Excerpt provided:
The ICD-9 code sets used to report medical diagnoses and inpatient procedures will be replaced by ICD-10 code sets on October 1, 2015. ICD-10 consists of two parts:
- ICD-10-CM diagnosis coding which is for use in all U.S. health care settings.
- ICD-10-PCS inpatient procedure coding which is for use in U.S. hospital settings.
Determination of which code set to use is driven by the date of service and not the billing date. For outpatient and physicians claims, the date of service dictates which code set to use, while the date of discharge dictates which code set to use for hospital inpatient claims.
- Claims for services provided on or after October 1, 2015 must be coded in ICD-10
- Claims for services provided prior to October 1, 2015 must be coded in ICD-9
- No claim can contain both ICD-9 and ICD-10 codes
- Any claim for dates of service on or after October 1, 2015 that contains ICD-9 codes will be rejected
What is the ICD-10 code structure?
ICD-10 diagnosis codes have between 3 and 7 characters. Codes with three characters are included in ICD-10-CM as the heading of a category of codes that may be further subdivided by the use of any or all of the 4th, 5th, and 6th characters. Digits 4-6 provide greater detail of etiology, anatomical site, and severity. A code using only the first three digits is to be used only if it is not further subdivided.

Data items:
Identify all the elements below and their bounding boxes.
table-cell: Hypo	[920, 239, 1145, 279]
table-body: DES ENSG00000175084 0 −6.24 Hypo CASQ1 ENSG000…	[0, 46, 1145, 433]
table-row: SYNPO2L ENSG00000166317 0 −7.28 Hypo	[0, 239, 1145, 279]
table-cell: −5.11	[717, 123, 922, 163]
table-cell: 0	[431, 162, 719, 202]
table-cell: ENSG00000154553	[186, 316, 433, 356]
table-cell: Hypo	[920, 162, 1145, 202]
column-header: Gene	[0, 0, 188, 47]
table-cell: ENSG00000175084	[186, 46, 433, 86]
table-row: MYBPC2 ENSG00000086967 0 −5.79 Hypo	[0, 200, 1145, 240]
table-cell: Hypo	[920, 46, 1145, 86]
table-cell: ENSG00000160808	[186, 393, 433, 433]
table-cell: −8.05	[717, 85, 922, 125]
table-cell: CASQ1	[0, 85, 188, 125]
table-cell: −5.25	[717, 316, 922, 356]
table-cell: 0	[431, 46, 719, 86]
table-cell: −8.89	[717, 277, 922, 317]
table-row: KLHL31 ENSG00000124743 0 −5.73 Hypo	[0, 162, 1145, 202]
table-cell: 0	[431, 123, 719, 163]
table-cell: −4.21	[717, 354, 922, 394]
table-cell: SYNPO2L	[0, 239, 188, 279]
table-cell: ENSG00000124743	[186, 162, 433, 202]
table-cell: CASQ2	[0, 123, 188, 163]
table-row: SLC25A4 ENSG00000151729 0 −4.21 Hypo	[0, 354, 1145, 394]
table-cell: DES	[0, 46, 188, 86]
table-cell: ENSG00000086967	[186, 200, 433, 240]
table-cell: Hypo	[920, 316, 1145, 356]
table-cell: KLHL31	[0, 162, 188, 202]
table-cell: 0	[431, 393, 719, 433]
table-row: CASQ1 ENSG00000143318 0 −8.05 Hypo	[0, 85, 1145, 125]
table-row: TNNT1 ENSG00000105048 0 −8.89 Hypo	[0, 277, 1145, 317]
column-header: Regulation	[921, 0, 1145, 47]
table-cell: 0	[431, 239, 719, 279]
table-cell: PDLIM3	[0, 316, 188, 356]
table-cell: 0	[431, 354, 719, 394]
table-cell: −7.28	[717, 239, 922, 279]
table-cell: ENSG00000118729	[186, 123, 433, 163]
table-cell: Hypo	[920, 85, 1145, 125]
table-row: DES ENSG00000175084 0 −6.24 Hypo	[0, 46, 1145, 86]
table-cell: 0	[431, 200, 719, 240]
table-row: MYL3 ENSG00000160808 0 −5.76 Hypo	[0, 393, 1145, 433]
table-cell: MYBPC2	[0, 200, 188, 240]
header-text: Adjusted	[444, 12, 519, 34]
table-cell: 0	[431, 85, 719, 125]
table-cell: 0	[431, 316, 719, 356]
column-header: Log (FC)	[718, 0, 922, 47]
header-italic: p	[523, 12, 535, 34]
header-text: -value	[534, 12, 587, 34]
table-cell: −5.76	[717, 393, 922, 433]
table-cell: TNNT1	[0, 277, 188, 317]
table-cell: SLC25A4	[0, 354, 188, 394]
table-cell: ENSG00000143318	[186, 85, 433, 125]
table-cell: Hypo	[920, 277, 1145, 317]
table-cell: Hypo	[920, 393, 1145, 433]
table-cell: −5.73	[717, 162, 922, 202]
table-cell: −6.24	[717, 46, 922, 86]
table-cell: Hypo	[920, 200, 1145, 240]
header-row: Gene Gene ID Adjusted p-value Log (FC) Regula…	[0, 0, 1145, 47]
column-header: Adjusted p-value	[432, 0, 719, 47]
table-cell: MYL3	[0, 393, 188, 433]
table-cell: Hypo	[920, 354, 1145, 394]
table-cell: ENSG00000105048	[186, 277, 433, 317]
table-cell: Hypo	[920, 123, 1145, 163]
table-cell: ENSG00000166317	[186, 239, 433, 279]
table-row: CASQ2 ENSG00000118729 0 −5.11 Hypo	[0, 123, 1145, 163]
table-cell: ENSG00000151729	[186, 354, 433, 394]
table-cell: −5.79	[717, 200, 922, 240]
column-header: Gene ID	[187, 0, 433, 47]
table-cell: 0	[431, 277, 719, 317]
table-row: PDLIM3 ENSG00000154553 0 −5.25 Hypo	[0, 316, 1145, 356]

Exercise:
Write the next part of the ICD-10 transition text, beginning right after its last sentence.

Response area:
A code is invalid if it has not been coded to the full number of characters required. This does not mean that all ICD-10 codes must have 7 characters. The 7th character is only used in certain chapters to provide data about the characteristic of the encounter.
1st character – is alpha
2nd and 3rd characters – are numeric
4th to 7th characters – are alpha or numeric
Example: G56 – Mononeuropathies of upper limb
Who is affected by the ICD-10 diagnosis codes?
Everyone working in the U.S. health care system will be affected by the industry’s transition to ICD-10 diagnosis codes. This is a major change requiring time, effort and preparation, and anyone who uses medical diagnosis codes, and is covered by the Health Insurance Portability Accountability Act (HIPAA), will be impacted such as:
- Physicians and other health care providers
- Health insurance companies (payers)
- Clearinghouses
- Third party billing services
- Software vendors
How does AAFCPAs advise you to prepare for ICD-10?
The transition is now under a month away. AAFCPAs advises clients to act now to avoid rejection of claims. It is not too late to ensure that you are adequately prepared.
AAFCPAs has provided the following brief list of action items that you may address over the next few weeks to ensure timely compliance:
- Identify when and where ICD-9 codes are currently being used in your practice. Ask all staff members for their input. These are the areas that will be affected the most by the transition.
- Talk to your vendors (Electronic Medical Records & Practice Management System) to ensure their compliance with the new ICD-10 code set. Are their systems ready to accommodate the ICD-10 codes?
- If you outsource your billing, be certain your service provider is upgrading their systems.
- Assess staff training needs and develop programs to support both the initial and any ongoing training.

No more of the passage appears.